PROVIDED RECORDS

***

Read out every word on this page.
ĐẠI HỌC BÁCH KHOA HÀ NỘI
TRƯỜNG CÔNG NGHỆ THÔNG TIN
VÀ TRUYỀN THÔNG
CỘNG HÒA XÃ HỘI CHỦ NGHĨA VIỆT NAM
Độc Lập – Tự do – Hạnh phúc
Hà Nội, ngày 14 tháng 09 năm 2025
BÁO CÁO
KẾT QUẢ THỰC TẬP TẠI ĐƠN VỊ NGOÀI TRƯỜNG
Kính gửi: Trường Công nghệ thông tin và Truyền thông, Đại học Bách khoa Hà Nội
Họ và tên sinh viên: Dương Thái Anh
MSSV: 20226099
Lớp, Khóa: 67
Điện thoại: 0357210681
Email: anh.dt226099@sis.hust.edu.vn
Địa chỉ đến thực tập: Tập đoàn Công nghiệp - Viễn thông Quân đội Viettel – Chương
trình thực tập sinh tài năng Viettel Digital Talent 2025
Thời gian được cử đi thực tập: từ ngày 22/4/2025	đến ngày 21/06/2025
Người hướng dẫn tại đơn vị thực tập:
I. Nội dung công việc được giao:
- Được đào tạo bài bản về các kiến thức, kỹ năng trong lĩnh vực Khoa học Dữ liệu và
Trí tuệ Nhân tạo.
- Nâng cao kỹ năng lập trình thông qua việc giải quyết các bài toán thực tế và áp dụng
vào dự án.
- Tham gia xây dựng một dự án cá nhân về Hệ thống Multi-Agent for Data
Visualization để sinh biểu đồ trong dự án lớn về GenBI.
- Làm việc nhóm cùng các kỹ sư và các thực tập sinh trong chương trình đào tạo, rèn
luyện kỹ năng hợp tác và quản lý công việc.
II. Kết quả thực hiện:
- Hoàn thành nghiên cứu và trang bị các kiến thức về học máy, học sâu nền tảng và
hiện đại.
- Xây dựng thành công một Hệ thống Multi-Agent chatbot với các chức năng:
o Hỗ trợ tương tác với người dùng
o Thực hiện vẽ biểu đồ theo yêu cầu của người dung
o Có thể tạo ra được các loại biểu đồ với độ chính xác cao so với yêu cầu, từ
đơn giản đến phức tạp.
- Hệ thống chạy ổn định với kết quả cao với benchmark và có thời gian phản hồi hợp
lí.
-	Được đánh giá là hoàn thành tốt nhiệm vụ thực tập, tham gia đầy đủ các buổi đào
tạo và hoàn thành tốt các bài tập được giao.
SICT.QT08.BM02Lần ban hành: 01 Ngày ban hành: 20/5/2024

***

WHAT TO DO
Repeat each entry word for word.

ANSWER TO THIS PROBLEM
Read out every word on this page.
ĐẠI HỌC BÁCH KHOA HÀ NỘI
TRƯỜNG CÔNG NGHỆ THÔNG TIN
VÀ TRUYỀN THÔNG
CỘNG HÒA XÃ HỘI CHỦ NGHĨA VIỆT NAM
Độc Lập – Tự do – Hạnh phúc
Hà Nội, ngày 14 tháng 09 năm 2025
BÁO CÁO
KẾT QUẢ THỰC TẬP TẠI ĐƠN VỊ NGOÀI TRƯỜNG
Kính gửi: Trường Công nghệ thông tin và Truyền thông, Đại học Bách khoa Hà Nội
Họ và tên sinh viên: Dương Thái Anh
MSSV: 20226099
Lớp, Khóa: 67
Điện thoại: 0357210681
Email: anh.dt226099@sis.hust.edu.vn
Địa chỉ đến thực tập: Tập đoàn Công nghiệp - Viễn thông Quân đội Viettel – Chương
trình thực tập sinh tài năng Viettel Digital Talent 2025
Thời gian được cử đi thực tập: từ ngày 22/4/2025	đến ngày 21/06/2025
Người hướng dẫn tại đơn vị thực tập:
I. Nội dung công việc được giao:
- Được đào tạo bài bản về các kiến thức, kỹ năng trong lĩnh vực Khoa học Dữ liệu và
Trí tuệ Nhân tạo.
- Nâng cao kỹ năng lập trình thông qua việc giải quyết các bài toán thực tế và áp dụng
vào dự án.
- Tham gia xây dựng một dự án cá nhân về Hệ thống Multi-Agent for Data
Visualization để sinh biểu đồ trong dự án lớn về GenBI.
- Làm việc nhóm cùng các kỹ sư và các thực tập sinh trong chương trình đào tạo, rèn
luyện kỹ năng hợp tác và quản lý công việc.
II. Kết quả thực hiện:
- Hoàn thành nghiên cứu và trang bị các kiến thức về học máy, học sâu nền tảng và
hiện đại.
- Xây dựng thành công một Hệ thống Multi-Agent chatbot với các chức năng:
o Hỗ trợ tương tác với người dùng
o Thực hiện vẽ biểu đồ theo yêu cầu của người dung
o Có thể tạo ra được các loại biểu đồ với độ chính xác cao so với yêu cầu, từ
đơn giản đến phức tạp.
- Hệ thống chạy ổn định với kết quả cao với benchmark và có thời gian phản hồi hợp
lí.
-	Được đánh giá là hoàn thành tốt nhiệm vụ thực tập, tham gia đầy đủ các buổi đào
tạo và hoàn thành tốt các bài tập được giao.
SICT.QT08.BM02Lần ban hành: 01 Ngày ban hành: 20/5/2024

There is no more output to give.